====== Given data
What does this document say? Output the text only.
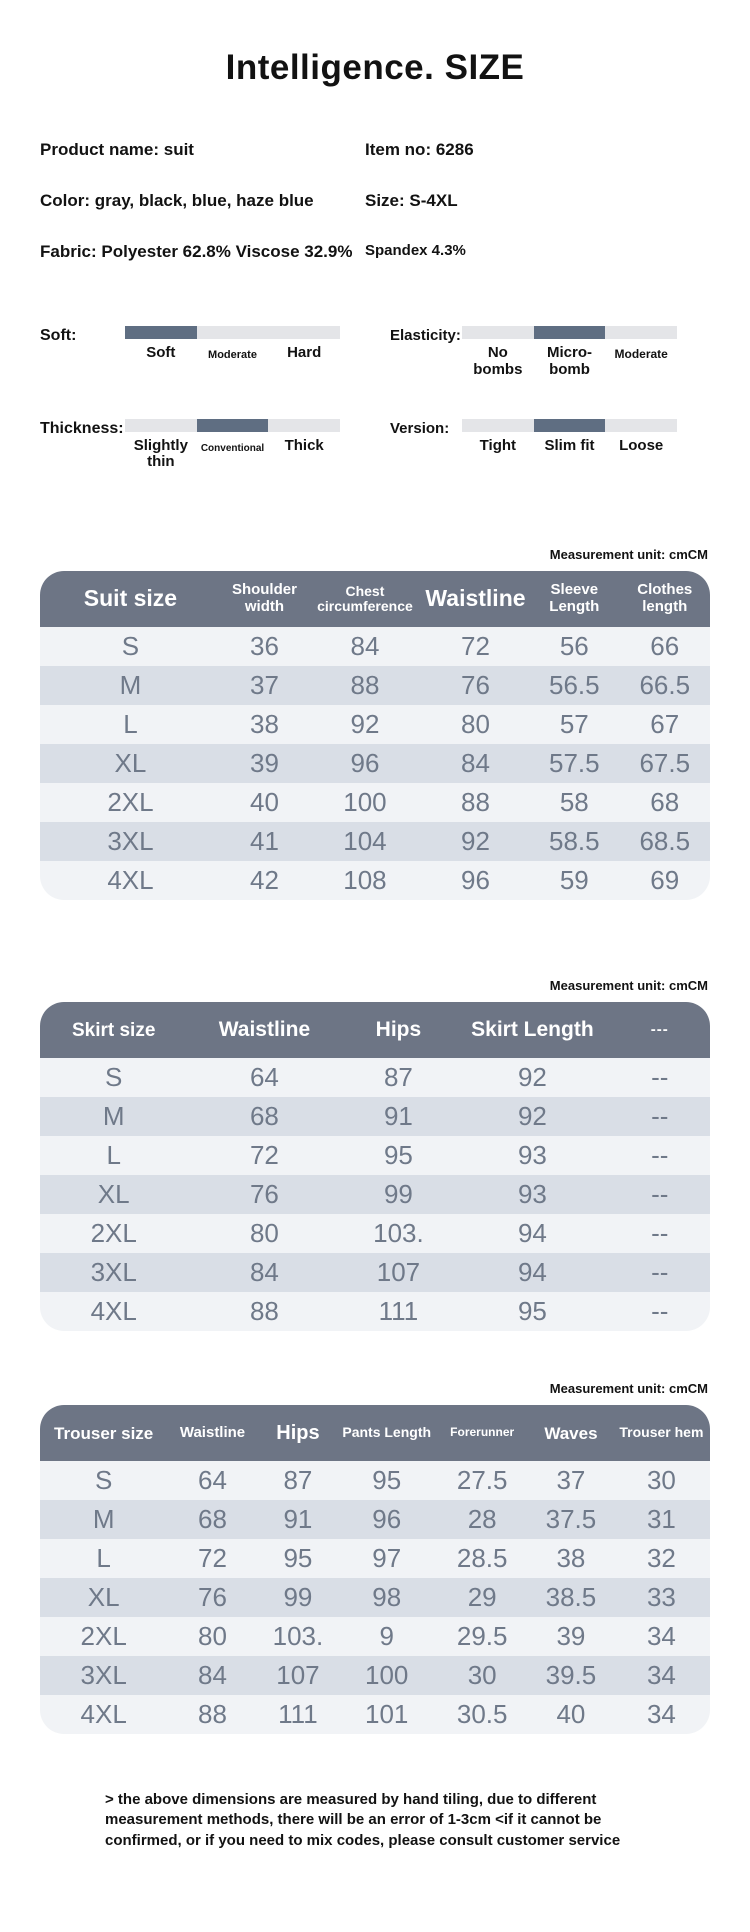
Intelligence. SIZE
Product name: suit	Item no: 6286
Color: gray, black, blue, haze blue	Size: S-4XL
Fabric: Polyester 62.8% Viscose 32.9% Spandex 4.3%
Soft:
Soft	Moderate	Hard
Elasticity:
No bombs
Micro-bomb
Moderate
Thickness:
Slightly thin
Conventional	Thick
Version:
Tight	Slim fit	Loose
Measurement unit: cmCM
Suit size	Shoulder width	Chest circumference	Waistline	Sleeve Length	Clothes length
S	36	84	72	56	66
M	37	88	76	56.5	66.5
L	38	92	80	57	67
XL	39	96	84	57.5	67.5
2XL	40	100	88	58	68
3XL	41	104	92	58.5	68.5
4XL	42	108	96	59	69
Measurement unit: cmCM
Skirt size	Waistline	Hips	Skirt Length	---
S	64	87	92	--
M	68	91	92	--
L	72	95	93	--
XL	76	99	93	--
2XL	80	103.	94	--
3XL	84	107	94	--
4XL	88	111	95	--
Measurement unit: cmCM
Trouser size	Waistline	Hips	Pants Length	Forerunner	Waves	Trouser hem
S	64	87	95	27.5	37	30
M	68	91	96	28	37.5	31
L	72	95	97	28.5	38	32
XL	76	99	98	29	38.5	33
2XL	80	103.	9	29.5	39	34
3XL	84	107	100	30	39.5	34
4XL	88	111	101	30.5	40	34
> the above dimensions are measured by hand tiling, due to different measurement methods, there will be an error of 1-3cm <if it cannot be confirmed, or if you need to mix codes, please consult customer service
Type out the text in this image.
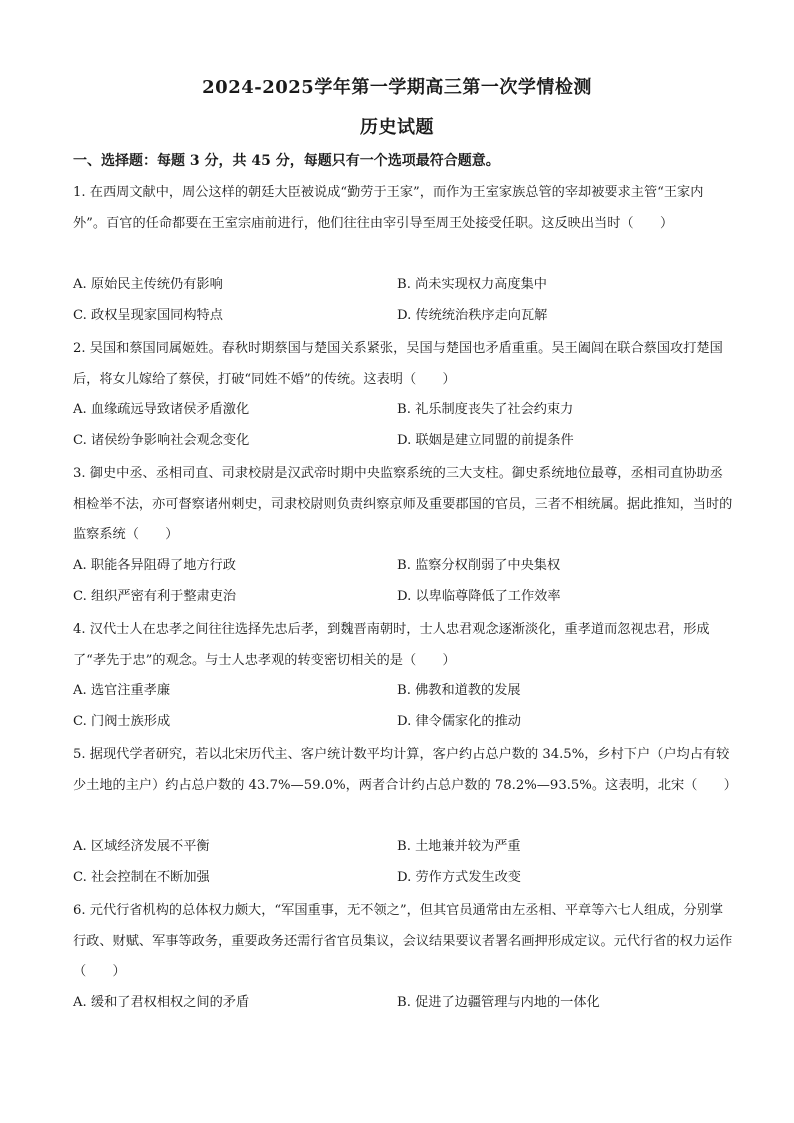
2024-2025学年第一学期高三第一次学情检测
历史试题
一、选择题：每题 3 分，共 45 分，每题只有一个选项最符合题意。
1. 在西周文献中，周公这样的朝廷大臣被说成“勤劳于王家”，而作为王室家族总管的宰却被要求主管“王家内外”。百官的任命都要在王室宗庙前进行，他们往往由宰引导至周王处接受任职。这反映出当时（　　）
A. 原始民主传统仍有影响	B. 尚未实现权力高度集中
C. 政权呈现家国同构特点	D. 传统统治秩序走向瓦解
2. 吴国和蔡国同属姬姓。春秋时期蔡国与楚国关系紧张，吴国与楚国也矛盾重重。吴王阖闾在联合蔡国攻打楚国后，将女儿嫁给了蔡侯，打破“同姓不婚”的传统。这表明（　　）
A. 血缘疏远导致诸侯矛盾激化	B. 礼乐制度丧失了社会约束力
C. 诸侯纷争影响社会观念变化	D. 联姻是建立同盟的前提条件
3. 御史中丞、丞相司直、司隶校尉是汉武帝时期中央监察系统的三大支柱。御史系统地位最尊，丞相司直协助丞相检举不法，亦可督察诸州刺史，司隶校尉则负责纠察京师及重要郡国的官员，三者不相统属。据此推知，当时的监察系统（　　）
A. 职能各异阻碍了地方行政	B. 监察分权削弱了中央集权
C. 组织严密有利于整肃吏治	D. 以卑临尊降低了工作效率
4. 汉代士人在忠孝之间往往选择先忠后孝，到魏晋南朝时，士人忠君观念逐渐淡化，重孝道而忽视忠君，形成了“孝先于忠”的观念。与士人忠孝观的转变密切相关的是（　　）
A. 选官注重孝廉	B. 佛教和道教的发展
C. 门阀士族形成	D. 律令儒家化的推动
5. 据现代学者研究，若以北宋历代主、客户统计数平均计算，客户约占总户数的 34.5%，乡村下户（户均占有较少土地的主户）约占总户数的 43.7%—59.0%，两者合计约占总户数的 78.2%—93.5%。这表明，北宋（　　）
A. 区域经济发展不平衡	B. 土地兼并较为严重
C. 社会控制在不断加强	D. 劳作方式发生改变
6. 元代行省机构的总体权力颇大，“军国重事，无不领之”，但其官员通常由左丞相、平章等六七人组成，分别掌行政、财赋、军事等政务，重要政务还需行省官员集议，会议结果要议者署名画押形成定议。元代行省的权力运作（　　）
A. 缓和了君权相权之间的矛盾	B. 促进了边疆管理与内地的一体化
============
====== Given data
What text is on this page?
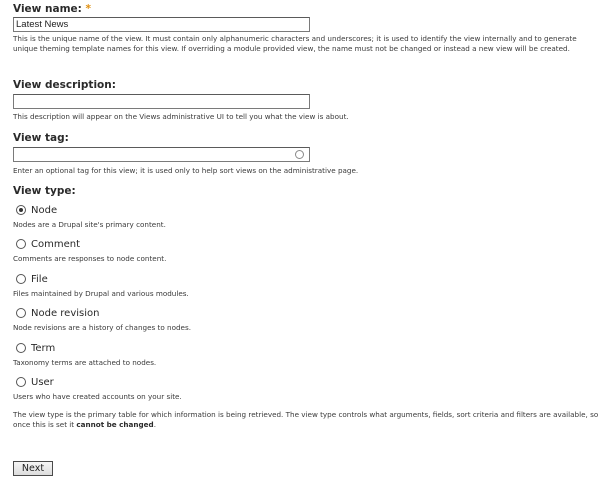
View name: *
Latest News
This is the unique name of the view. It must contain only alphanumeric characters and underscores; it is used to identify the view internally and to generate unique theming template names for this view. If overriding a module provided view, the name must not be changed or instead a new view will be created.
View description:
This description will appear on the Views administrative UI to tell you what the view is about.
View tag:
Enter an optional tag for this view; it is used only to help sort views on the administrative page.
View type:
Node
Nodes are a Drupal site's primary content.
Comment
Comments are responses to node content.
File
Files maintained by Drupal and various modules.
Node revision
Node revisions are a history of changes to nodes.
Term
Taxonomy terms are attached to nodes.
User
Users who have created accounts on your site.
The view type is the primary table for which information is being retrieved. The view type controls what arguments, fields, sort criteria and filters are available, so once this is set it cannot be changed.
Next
============
Problem statement: Identify each line in the records above that contains the word "content", and copy it out in full.

Written solution:
Nodes are a Drupal site's primary content.
Comments are responses to node content.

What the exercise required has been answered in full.